> GOAL
Retype all of the data exactly as given.

> DATA FOR THIS EXERCISE

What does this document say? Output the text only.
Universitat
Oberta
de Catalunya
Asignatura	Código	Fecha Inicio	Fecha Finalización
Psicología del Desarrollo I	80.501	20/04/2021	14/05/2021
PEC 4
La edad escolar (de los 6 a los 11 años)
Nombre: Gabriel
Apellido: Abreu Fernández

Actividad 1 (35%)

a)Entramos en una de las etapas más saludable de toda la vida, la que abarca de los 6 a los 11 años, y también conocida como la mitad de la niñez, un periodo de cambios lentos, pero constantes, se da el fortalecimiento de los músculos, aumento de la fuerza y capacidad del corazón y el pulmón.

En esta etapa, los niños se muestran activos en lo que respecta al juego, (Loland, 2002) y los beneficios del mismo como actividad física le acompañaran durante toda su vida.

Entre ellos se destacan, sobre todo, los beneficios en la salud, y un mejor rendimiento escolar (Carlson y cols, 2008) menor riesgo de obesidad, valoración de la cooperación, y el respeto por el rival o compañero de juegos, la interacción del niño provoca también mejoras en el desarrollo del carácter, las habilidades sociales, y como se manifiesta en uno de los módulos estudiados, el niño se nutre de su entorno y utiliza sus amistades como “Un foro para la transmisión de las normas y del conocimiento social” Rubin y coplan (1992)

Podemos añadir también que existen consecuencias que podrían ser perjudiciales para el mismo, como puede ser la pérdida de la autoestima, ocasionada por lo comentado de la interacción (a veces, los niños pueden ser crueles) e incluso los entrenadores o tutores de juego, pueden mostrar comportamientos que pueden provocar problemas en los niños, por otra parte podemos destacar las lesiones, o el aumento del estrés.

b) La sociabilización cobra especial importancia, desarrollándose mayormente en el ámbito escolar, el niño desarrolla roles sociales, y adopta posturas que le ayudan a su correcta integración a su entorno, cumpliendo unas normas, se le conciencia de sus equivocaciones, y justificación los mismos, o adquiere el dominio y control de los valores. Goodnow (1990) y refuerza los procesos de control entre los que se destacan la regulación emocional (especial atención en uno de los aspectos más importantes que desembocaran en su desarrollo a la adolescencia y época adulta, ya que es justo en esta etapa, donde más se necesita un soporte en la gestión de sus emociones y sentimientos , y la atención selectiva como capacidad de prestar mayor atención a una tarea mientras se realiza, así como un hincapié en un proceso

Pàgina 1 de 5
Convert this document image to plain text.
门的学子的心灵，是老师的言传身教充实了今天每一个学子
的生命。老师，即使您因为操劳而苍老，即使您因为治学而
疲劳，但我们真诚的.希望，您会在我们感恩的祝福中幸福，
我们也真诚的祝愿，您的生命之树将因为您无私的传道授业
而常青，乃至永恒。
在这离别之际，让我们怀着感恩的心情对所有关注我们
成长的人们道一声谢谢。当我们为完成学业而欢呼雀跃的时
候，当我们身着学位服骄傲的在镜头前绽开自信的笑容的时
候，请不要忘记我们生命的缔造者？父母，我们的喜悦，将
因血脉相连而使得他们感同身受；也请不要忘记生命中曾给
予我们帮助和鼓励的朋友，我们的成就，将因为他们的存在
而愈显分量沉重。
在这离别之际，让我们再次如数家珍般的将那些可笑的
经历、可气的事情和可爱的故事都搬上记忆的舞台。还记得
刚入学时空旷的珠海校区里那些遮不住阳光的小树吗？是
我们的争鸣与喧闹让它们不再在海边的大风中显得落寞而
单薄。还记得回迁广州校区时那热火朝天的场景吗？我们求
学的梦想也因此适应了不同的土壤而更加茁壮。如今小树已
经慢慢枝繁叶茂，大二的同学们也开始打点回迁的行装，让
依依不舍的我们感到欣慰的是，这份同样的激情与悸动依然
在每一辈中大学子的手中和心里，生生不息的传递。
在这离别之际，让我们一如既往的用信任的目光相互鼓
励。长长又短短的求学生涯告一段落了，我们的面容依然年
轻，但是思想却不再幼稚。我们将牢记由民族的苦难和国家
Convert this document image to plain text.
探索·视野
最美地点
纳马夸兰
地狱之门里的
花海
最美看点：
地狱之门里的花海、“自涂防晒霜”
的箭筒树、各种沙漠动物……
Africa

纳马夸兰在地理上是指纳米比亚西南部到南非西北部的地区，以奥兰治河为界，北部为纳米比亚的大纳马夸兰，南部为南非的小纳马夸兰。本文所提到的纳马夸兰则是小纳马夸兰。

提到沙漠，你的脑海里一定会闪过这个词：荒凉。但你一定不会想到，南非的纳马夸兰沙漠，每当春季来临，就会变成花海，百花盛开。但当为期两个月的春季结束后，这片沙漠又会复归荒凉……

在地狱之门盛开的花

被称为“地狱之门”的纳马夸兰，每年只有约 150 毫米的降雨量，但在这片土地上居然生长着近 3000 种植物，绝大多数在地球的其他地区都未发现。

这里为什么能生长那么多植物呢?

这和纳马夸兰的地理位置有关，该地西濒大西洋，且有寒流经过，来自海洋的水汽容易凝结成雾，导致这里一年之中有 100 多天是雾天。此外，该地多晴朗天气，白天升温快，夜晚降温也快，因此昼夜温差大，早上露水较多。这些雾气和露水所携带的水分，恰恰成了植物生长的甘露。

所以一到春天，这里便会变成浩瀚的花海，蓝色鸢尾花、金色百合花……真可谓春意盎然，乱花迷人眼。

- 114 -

> ANSWER TO THE EXERCISE
What does this document say? Output the text only.
Universitat
Oberta
de Catalunya
Asignatura	Código	Fecha Inicio	Fecha Finalización
Psicología del Desarrollo I	80.501	20/04/2021	14/05/2021
PEC 4
La edad escolar (de los 6 a los 11 años)
Nombre: Gabriel
Apellido: Abreu Fernández

Actividad 1 (35%)

a)Entramos en una de las etapas más saludable de toda la vida, la que abarca de los 6 a los 11 años, y también conocida como la mitad de la niñez, un periodo de cambios lentos, pero constantes, se da el fortalecimiento de los músculos, aumento de la fuerza y capacidad del corazón y el pulmón.

En esta etapa, los niños se muestran activos en lo que respecta al juego, (Loland, 2002) y los beneficios del mismo como actividad física le acompañaran durante toda su vida.

Entre ellos se destacan, sobre todo, los beneficios en la salud, y un mejor rendimiento escolar (Carlson y cols, 2008) menor riesgo de obesidad, valoración de la cooperación, y el respeto por el rival o compañero de juegos, la interacción del niño provoca también mejoras en el desarrollo del carácter, las habilidades sociales, y como se manifiesta en uno de los módulos estudiados, el niño se nutre de su entorno y utiliza sus amistades como “Un foro para la transmisión de las normas y del conocimiento social” Rubin y coplan (1992)

Podemos añadir también que existen consecuencias que podrían ser perjudiciales para el mismo, como puede ser la pérdida de la autoestima, ocasionada por lo comentado de la interacción (a veces, los niños pueden ser crueles) e incluso los entrenadores o tutores de juego, pueden mostrar comportamientos que pueden provocar problemas en los niños, por otra parte podemos destacar las lesiones, o el aumento del estrés.

b) La sociabilización cobra especial importancia, desarrollándose mayormente en el ámbito escolar, el niño desarrolla roles sociales, y adopta posturas que le ayudan a su correcta integración a su entorno, cumpliendo unas normas, se le conciencia de sus equivocaciones, y justificación los mismos, o adquiere el dominio y control de los valores. Goodnow (1990) y refuerza los procesos de control entre los que se destacan la regulación emocional (especial atención en uno de los aspectos más importantes que desembocaran en su desarrollo a la adolescencia y época adulta, ya que es justo en esta etapa, donde más se necesita un soporte en la gestión de sus emociones y sentimientos , y la atención selectiva como capacidad de prestar mayor atención a una tarea mientras se realiza, así como un hincapié en un proceso

Pàgina 1 de 5
Convert this document image to plain text.
门的学子的心灵，是老师的言传身教充实了今天每一个学子
的生命。老师，即使您因为操劳而苍老，即使您因为治学而
疲劳，但我们真诚的.希望，您会在我们感恩的祝福中幸福，
我们也真诚的祝愿，您的生命之树将因为您无私的传道授业
而常青，乃至永恒。
在这离别之际，让我们怀着感恩的心情对所有关注我们
成长的人们道一声谢谢。当我们为完成学业而欢呼雀跃的时
候，当我们身着学位服骄傲的在镜头前绽开自信的笑容的时
候，请不要忘记我们生命的缔造者？父母，我们的喜悦，将
因血脉相连而使得他们感同身受；也请不要忘记生命中曾给
予我们帮助和鼓励的朋友，我们的成就，将因为他们的存在
而愈显分量沉重。
在这离别之际，让我们再次如数家珍般的将那些可笑的
经历、可气的事情和可爱的故事都搬上记忆的舞台。还记得
刚入学时空旷的珠海校区里那些遮不住阳光的小树吗？是
我们的争鸣与喧闹让它们不再在海边的大风中显得落寞而
单薄。还记得回迁广州校区时那热火朝天的场景吗？我们求
学的梦想也因此适应了不同的土壤而更加茁壮。如今小树已
经慢慢枝繁叶茂，大二的同学们也开始打点回迁的行装，让
依依不舍的我们感到欣慰的是，这份同样的激情与悸动依然
在每一辈中大学子的手中和心里，生生不息的传递。
在这离别之际，让我们一如既往的用信任的目光相互鼓
励。长长又短短的求学生涯告一段落了，我们的面容依然年
轻，但是思想却不再幼稚。我们将牢记由民族的苦难和国家
Convert this document image to plain text.
探索·视野
最美地点
纳马夸兰
地狱之门里的
花海
最美看点：
地狱之门里的花海、“自涂防晒霜”
的箭筒树、各种沙漠动物……
Africa

纳马夸兰在地理上是指纳米比亚西南部到南非西北部的地区，以奥兰治河为界，北部为纳米比亚的大纳马夸兰，南部为南非的小纳马夸兰。本文所提到的纳马夸兰则是小纳马夸兰。

提到沙漠，你的脑海里一定会闪过这个词：荒凉。但你一定不会想到，南非的纳马夸兰沙漠，每当春季来临，就会变成花海，百花盛开。但当为期两个月的春季结束后，这片沙漠又会复归荒凉……

在地狱之门盛开的花

被称为“地狱之门”的纳马夸兰，每年只有约 150 毫米的降雨量，但在这片土地上居然生长着近 3000 种植物，绝大多数在地球的其他地区都未发现。

这里为什么能生长那么多植物呢?

这和纳马夸兰的地理位置有关，该地西濒大西洋，且有寒流经过，来自海洋的水汽容易凝结成雾，导致这里一年之中有 100 多天是雾天。此外，该地多晴朗天气，白天升温快，夜晚降温也快，因此昼夜温差大，早上露水较多。这些雾气和露水所携带的水分，恰恰成了植物生长的甘露。

所以一到春天，这里便会变成浩瀚的花海，蓝色鸢尾花、金色百合花……真可谓春意盎然，乱花迷人眼。

- 114 -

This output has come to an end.